Rewrite as a numbered list the lines of the data that begin at the line containing "title-bar[interactable]: WinRAR self-extracting" and end after the line containing "scroll-up-button[interactable] xyxy=(421,31,437,47)", leaving out any blank lines.

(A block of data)

┄┄┄┄┄┄┄┄┄┄

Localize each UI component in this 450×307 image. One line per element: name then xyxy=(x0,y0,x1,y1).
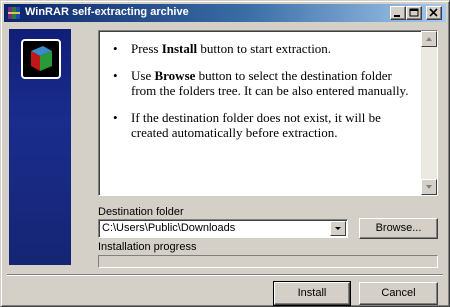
title-bar[interactable]: WinRAR self-extracting archive xyxy=(4,4,446,22)
close-icon xyxy=(429,8,438,17)
cancel-button[interactable]: Cancel xyxy=(359,282,438,305)
instruction-item: Use Browse button to select the destinat… xyxy=(113,68,413,98)
vertical-scrollbar[interactable] xyxy=(421,31,437,195)
sidebar-banner xyxy=(9,29,71,265)
scroll-up-button[interactable] xyxy=(421,31,437,47)
installer-window: WinRAR self-extracting archive Press Ins… xyxy=(0,0,450,307)
dropdown-arrow-icon xyxy=(335,227,341,230)
instructions-box[interactable]: Press Install button to start extraction… xyxy=(98,30,438,196)
installation-progress-label: Installation progress xyxy=(98,241,197,253)
instruction-item: Press Install button to start extraction… xyxy=(113,41,413,56)
destination-folder-value[interactable]: C:\Users\Public\Downloads xyxy=(102,222,235,234)
destination-folder-label: Destination folder xyxy=(98,206,184,218)
minimize-button[interactable] xyxy=(390,6,406,20)
winrar-logo-icon xyxy=(21,39,61,79)
scroll-down-button[interactable] xyxy=(421,179,437,195)
browse-button[interactable]: Browse... xyxy=(359,218,438,239)
minimize-icon xyxy=(394,15,400,17)
dropdown-button[interactable] xyxy=(330,221,346,236)
separator xyxy=(7,274,443,276)
instruction-item: If the destination folder does not exist… xyxy=(113,110,413,140)
instructions-list: Press Install button to start extraction… xyxy=(113,41,413,152)
installation-progress-bar xyxy=(98,255,438,268)
window-title: WinRAR self-extracting archive xyxy=(25,6,189,18)
maximize-icon xyxy=(409,8,419,17)
close-button[interactable] xyxy=(426,6,442,20)
destination-folder-combobox[interactable]: C:\Users\Public\Downloads xyxy=(98,219,348,238)
winrar-app-icon xyxy=(8,7,20,19)
maximize-button[interactable] xyxy=(406,6,422,20)
scroll-up-icon xyxy=(426,37,432,41)
scroll-down-icon xyxy=(426,185,432,189)
install-button[interactable]: Install xyxy=(273,281,351,306)
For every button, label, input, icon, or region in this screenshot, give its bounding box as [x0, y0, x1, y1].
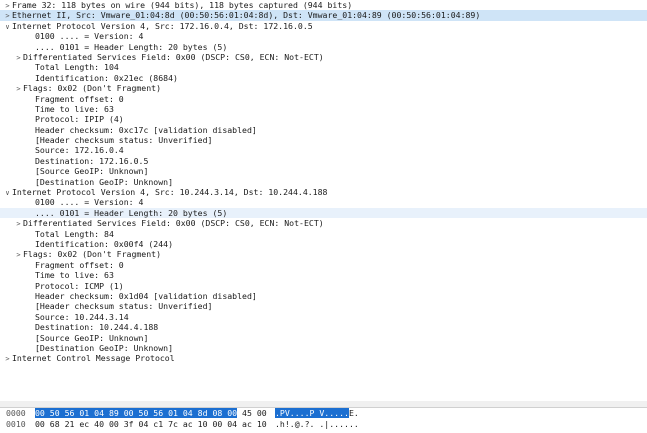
tree-row-label: [Header checksum status: Unverified] [35, 135, 213, 146]
tree-row-label: Total Length: 104 [35, 62, 119, 73]
tree-row[interactable]: Time to live: 63 [0, 104, 647, 114]
hex-offset: 0010 [6, 418, 26, 429]
tree-row[interactable]: 0100 .... = Version: 4 [0, 31, 647, 41]
tree-row-label: Source: 10.244.3.14 [35, 311, 129, 322]
hex-bytes-plain[interactable]: 45 00 [237, 408, 267, 418]
tree-row-label: Destination: 172.16.0.5 [35, 155, 149, 166]
tree-row[interactable]: Protocol: IPIP (4) [0, 114, 647, 124]
packet-details-window: > Frame 32: 118 bytes on wire (944 bits),… [0, 0, 647, 433]
tree-row-label: Internet Protocol Version 4, Src: 172.16… [12, 20, 313, 31]
tree-row-label: Internet Control Message Protocol [12, 353, 175, 364]
tree-row-label: Ethernet II, Src: Vmware_01:04:8d (00:50… [12, 10, 481, 21]
tree-row-label: Differentiated Services Field: 0x00 (DSC… [23, 218, 324, 229]
tree-row-label: Time to live: 63 [35, 270, 114, 281]
tree-row[interactable]: Identification: 0x00f4 (244) [0, 239, 647, 249]
pane-splitter[interactable] [0, 401, 647, 408]
tree-row[interactable]: [Source GeoIP: Unknown] [0, 333, 647, 343]
tree-row[interactable]: Time to live: 63 [0, 270, 647, 280]
tree-row-label: [Source GeoIP: Unknown] [35, 166, 149, 177]
tree-row-label: Flags: 0x02 (Don't Fragment) [23, 249, 162, 260]
hex-ascii-plain[interactable]: .h!.@.?. .|...... [275, 419, 359, 429]
hex-bytes-plain[interactable]: 00 68 21 ec 40 00 3f 04 c1 7c ac 10 00 0… [35, 419, 267, 429]
tree-row[interactable]: > Ethernet II, Src: Vmware_01:04:8d (00:5… [0, 10, 647, 21]
tree-row-label: .... 0101 = Header Length: 20 bytes (5) [35, 207, 228, 218]
tree-row[interactable]: Header checksum: 0x1d04 [validation disa… [0, 291, 647, 301]
tree-row[interactable]: Total Length: 104 [0, 62, 647, 72]
tree-row-label: 0100 .... = Version: 4 [35, 197, 144, 208]
tree-row-label: Differentiated Services Field: 0x00 (DSC… [23, 51, 324, 62]
tree-row-label: [Destination GeoIP: Unknown] [35, 342, 174, 353]
tree-row-label: Identification: 0x00f4 (244) [35, 238, 174, 249]
tree-row[interactable]: > Flags: 0x02 (Don't Fragment) [0, 249, 647, 259]
tree-row-label: Fragment offset: 0 [35, 93, 124, 104]
hex-row[interactable]: 0000 00 50 56 01 04 89 00 50 56 01 04 8d … [0, 408, 647, 419]
tree-row-label: Flags: 0x02 (Don't Fragment) [23, 83, 162, 94]
tree-row[interactable]: Destination: 10.244.4.188 [0, 322, 647, 332]
tree-row[interactable]: Destination: 172.16.0.5 [0, 156, 647, 166]
tree-row[interactable]: > Flags: 0x02 (Don't Fragment) [0, 83, 647, 93]
tree-row[interactable]: > Differentiated Services Field: 0x00 (DS… [0, 52, 647, 62]
tree-row-label: Frame 32: 118 bytes on wire (944 bits), … [12, 0, 353, 10]
packet-bytes-pane[interactable]: 0000 00 50 56 01 04 89 00 50 56 01 04 8d … [0, 408, 647, 433]
tree-row-label: [Destination GeoIP: Unknown] [35, 176, 174, 187]
hex-ascii[interactable]: .PV....P V.....E. [275, 408, 359, 419]
tree-row-label: Protocol: IPIP (4) [35, 114, 124, 125]
tree-row-label: Destination: 10.244.4.188 [35, 322, 159, 333]
tree-row[interactable]: ∨ Internet Protocol Version 4, Src: 172.1… [0, 21, 647, 31]
hex-offset: 0000 [6, 408, 26, 418]
tree-row[interactable]: Source: 10.244.3.14 [0, 312, 647, 322]
tree-row[interactable]: Fragment offset: 0 [0, 260, 647, 270]
tree-row[interactable]: > Internet Control Message Protocol [0, 353, 647, 363]
tree-row[interactable]: Protocol: ICMP (1) [0, 281, 647, 291]
tree-row-label: Identification: 0x21ec (8684) [35, 72, 178, 83]
tree-row-label: Time to live: 63 [35, 103, 114, 114]
packet-details-tree[interactable]: > Frame 32: 118 bytes on wire (944 bits),… [0, 0, 647, 402]
tree-row-label: .... 0101 = Header Length: 20 bytes (5) [35, 41, 228, 52]
tree-row[interactable]: Identification: 0x21ec (8684) [0, 73, 647, 83]
tree-row[interactable]: > Differentiated Services Field: 0x00 (DS… [0, 218, 647, 228]
tree-row[interactable]: Header checksum: 0xc17c [validation disa… [0, 125, 647, 135]
tree-row-label: [Source GeoIP: Unknown] [35, 332, 149, 343]
tree-row[interactable]: Fragment offset: 0 [0, 94, 647, 104]
tree-row-label: [Header checksum status: Unverified] [35, 301, 213, 312]
tree-row-label: Protocol: ICMP (1) [35, 280, 124, 291]
tree-row[interactable]: Total Length: 84 [0, 229, 647, 239]
tree-row[interactable]: ∨ Internet Protocol Version 4, Src: 10.24… [0, 187, 647, 197]
tree-row[interactable]: .... 0101 = Header Length: 20 bytes (5) [0, 207, 647, 219]
hex-ascii[interactable]: .h!.@.?. .|...... [275, 419, 359, 430]
tree-row[interactable]: [Header checksum status: Unverified] [0, 301, 647, 311]
hex-ascii-plain[interactable]: E. [349, 408, 359, 418]
tree-row-label: 0100 .... = Version: 4 [35, 31, 144, 42]
hex-bytes-highlighted[interactable]: 00 50 56 01 04 89 00 50 56 01 04 8d 08 0… [35, 408, 238, 418]
tree-row-label: Internet Protocol Version 4, Src: 10.244… [12, 187, 328, 198]
tree-row-label: Source: 172.16.0.4 [35, 145, 124, 156]
tree-row-label: Fragment offset: 0 [35, 259, 124, 270]
tree-row[interactable]: [Source GeoIP: Unknown] [0, 166, 647, 176]
tree-row[interactable]: > Frame 32: 118 bytes on wire (944 bits),… [0, 0, 647, 10]
tree-row[interactable]: Source: 172.16.0.4 [0, 145, 647, 155]
hex-ascii-highlighted[interactable]: .PV....P V..... [275, 408, 349, 418]
tree-row[interactable]: [Destination GeoIP: Unknown] [0, 343, 647, 353]
tree-row-label: Total Length: 84 [35, 228, 114, 239]
tree-row-label: Header checksum: 0xc17c [validation disa… [35, 124, 257, 135]
tree-row[interactable]: .... 0101 = Header Length: 20 bytes (5) [0, 42, 647, 52]
hex-bytes[interactable]: 00 68 21 ec 40 00 3f 04 c1 7c ac 10 00 0… [35, 419, 267, 430]
hex-bytes[interactable]: 00 50 56 01 04 89 00 50 56 01 04 8d 08 0… [35, 408, 267, 419]
collapsed-chevron-icon[interactable]: > [3, 354, 12, 364]
tree-row[interactable]: [Header checksum status: Unverified] [0, 135, 647, 145]
tree-row-label: Header checksum: 0x1d04 [validation disa… [35, 290, 257, 301]
hex-row[interactable]: 0010 00 68 21 ec 40 00 3f 04 c1 7c ac 10 … [0, 419, 647, 430]
tree-row[interactable]: [Destination GeoIP: Unknown] [0, 177, 647, 187]
tree-row[interactable]: 0100 .... = Version: 4 [0, 197, 647, 207]
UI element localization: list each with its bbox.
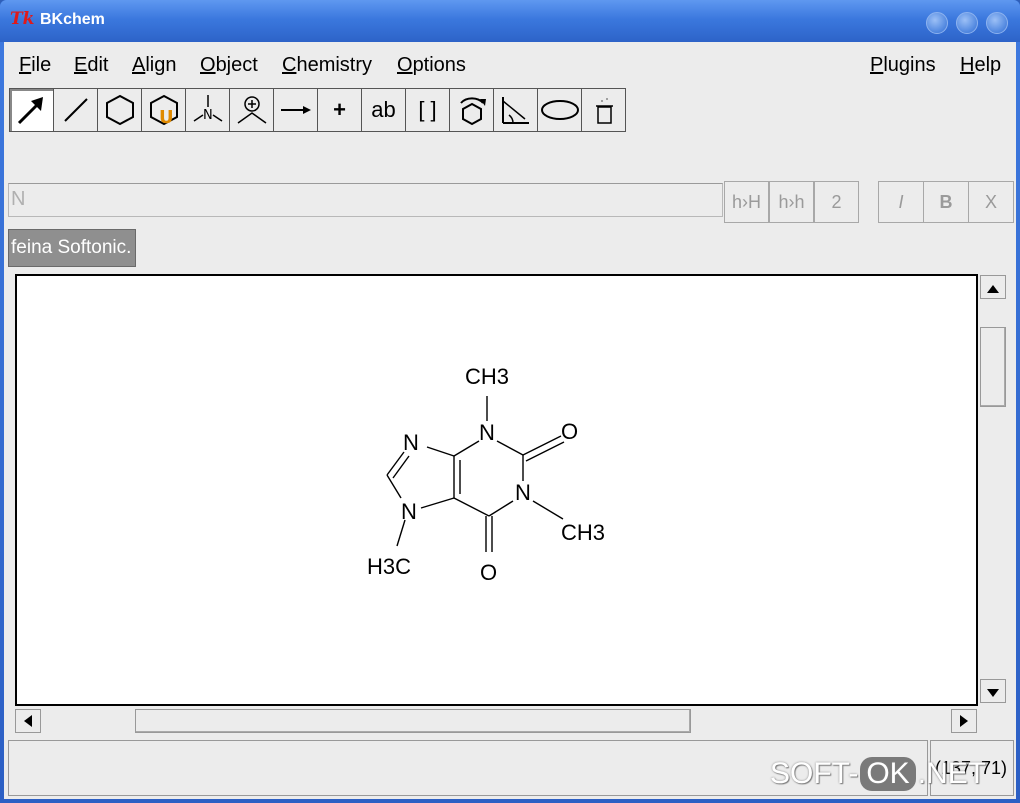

┄┄┄┄┄┄┄┄┄┄

Problem solution:
1. title-bar[interactable]: WinRAR self-extracting archive xyxy=(4,4,446,22)
2. close-icon xyxy=(429,8,438,17)
3. cancel-button[interactable]: Cancel xyxy=(359,282,438,305)
4. instruction-item: Use Browse button to select the destinat… xyxy=(113,68,413,98)
5. vertical-scrollbar[interactable] xyxy=(421,31,437,195)
6. sidebar-banner xyxy=(9,29,71,265)
7. scroll-up-button[interactable] xyxy=(421,31,437,47)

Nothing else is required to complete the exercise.